Data records:
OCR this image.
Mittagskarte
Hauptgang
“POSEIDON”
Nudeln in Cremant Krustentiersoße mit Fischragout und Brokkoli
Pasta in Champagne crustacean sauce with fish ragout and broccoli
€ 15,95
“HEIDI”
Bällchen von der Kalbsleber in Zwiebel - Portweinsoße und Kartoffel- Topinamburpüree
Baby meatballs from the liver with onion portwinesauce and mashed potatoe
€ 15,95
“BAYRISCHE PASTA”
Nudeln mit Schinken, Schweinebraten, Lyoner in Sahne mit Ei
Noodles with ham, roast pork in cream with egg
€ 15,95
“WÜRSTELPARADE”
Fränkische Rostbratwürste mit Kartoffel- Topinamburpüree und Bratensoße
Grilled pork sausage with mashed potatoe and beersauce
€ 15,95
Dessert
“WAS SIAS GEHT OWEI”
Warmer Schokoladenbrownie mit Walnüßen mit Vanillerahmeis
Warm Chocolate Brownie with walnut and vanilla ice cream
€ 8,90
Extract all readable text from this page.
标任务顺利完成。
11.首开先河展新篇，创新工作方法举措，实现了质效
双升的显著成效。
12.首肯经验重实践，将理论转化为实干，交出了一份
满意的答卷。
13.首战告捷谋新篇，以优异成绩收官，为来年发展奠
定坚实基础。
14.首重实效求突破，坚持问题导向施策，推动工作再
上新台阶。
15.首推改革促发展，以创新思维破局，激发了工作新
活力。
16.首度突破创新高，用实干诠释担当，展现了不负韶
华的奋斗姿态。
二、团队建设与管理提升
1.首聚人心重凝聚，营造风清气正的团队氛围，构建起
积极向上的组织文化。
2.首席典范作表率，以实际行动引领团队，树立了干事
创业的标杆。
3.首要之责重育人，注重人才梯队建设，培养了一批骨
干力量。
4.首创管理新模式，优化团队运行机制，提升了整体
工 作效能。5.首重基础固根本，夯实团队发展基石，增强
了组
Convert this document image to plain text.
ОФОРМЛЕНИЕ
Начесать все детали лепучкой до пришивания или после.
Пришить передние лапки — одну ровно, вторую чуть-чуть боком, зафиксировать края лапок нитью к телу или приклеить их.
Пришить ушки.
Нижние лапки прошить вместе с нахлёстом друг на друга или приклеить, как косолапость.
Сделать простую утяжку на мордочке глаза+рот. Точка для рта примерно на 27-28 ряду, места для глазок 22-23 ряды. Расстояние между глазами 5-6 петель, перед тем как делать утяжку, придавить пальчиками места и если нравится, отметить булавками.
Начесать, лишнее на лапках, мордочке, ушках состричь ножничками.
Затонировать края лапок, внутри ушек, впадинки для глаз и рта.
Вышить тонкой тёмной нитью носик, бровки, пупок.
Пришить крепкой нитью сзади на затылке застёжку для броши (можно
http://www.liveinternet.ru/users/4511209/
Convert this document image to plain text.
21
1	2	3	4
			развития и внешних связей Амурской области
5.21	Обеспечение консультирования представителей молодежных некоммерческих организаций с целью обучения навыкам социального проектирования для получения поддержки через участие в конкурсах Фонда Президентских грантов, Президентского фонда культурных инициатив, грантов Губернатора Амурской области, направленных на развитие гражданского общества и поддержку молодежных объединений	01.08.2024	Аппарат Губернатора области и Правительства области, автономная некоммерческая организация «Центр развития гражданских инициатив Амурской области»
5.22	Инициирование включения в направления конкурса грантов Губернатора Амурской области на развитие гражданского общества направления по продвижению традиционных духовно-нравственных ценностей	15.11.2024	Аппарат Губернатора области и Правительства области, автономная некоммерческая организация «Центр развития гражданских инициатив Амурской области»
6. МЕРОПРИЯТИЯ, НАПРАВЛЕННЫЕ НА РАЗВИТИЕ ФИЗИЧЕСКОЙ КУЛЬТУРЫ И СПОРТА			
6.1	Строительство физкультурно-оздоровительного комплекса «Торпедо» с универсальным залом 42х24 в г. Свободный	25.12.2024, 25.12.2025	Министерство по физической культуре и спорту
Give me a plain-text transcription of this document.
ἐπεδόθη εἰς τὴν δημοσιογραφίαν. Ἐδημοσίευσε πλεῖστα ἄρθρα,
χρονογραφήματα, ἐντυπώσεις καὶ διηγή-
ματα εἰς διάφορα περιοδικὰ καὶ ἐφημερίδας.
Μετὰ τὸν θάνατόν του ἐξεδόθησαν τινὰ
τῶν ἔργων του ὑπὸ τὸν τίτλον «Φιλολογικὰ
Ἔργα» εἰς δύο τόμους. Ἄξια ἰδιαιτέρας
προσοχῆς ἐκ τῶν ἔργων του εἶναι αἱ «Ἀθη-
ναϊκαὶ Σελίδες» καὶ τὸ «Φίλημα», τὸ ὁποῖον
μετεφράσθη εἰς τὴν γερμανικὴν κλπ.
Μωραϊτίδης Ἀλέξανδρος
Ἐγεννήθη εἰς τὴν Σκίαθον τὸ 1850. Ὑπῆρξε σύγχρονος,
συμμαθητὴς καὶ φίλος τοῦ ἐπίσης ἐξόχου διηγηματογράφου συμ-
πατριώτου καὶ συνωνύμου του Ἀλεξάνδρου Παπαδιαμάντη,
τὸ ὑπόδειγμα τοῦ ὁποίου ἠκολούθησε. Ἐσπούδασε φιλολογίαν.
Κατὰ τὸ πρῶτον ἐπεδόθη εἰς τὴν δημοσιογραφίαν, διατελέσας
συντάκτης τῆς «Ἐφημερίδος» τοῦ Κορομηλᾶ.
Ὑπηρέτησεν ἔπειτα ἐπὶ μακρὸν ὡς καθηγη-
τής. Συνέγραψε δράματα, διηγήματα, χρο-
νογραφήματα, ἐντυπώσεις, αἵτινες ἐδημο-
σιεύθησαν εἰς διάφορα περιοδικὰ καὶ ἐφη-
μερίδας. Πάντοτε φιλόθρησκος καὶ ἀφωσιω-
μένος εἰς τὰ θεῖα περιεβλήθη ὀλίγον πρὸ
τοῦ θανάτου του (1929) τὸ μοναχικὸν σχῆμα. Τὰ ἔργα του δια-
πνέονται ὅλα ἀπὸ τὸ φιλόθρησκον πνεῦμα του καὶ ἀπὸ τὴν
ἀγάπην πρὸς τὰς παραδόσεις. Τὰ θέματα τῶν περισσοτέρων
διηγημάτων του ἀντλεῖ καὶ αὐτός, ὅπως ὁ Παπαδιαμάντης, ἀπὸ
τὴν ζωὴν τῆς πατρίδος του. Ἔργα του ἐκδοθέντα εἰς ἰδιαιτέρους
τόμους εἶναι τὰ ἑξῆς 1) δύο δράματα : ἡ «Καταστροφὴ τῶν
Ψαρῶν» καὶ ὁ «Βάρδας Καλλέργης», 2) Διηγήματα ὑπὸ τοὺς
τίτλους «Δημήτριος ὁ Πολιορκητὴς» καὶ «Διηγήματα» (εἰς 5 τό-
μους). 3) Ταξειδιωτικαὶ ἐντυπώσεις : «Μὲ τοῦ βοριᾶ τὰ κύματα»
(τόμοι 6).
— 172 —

#### REQUIREMENTS
Among the lines of the records above, count those holding the string "развития", and report only the number.

#### RESULT FOR THIS EXERCISE
3